* start THE RECORDS *

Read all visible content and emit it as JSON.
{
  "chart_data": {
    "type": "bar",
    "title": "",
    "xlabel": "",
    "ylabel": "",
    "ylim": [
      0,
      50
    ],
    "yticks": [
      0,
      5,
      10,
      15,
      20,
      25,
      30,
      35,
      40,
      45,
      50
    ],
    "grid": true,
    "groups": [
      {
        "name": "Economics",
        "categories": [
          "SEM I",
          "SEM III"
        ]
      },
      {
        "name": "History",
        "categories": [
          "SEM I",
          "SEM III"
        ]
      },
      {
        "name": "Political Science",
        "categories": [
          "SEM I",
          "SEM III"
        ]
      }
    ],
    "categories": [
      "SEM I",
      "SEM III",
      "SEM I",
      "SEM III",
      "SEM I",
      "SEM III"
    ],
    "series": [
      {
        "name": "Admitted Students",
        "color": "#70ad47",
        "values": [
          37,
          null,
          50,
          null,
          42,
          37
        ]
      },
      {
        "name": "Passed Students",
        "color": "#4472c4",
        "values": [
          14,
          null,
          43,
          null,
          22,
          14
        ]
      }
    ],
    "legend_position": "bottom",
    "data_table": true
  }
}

* end THE RECORDS *

→ EXERCISE
Search the lines for "name". Copy each line that has it.

→ WORKED ANSWER
        "name": "Economics",
        "name": "History",
        "name": "Political Science",
        "name": "Admitted Students",
        "name": "Passed Students",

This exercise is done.